◆ **STATED EXERCISE**
Among the entries below, count the lines where the string "Sostenibilidad" occurs, and give only the number.

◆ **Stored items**
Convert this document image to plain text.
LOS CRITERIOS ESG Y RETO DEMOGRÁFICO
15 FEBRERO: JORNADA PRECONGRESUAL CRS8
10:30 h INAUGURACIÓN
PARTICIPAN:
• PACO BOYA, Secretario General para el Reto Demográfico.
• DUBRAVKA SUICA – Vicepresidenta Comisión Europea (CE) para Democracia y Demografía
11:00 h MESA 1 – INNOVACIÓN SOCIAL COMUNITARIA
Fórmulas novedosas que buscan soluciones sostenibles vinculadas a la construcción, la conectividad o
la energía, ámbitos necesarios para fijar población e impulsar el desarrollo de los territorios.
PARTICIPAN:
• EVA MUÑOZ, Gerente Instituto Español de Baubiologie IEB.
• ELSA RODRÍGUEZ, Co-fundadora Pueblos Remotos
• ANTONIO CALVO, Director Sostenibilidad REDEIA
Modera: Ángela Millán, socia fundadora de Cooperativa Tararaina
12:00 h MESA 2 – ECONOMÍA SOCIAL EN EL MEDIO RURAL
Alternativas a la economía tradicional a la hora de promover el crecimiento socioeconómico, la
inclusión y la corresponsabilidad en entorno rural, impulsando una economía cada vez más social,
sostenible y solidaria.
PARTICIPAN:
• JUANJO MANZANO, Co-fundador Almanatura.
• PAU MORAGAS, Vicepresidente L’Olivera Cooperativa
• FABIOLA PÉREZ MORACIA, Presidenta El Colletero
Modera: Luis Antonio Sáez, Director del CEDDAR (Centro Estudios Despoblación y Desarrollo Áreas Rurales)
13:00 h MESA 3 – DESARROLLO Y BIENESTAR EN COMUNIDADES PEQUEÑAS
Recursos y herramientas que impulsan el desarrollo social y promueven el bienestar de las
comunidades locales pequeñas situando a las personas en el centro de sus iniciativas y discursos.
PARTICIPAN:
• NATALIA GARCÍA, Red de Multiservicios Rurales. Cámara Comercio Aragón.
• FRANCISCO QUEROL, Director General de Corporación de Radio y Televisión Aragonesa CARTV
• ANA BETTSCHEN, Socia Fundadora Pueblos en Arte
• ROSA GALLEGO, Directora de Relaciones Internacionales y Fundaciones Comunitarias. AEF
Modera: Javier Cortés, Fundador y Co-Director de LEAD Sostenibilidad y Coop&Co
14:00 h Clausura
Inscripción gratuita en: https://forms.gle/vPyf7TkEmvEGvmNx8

◆ **IN RESPONSE**
2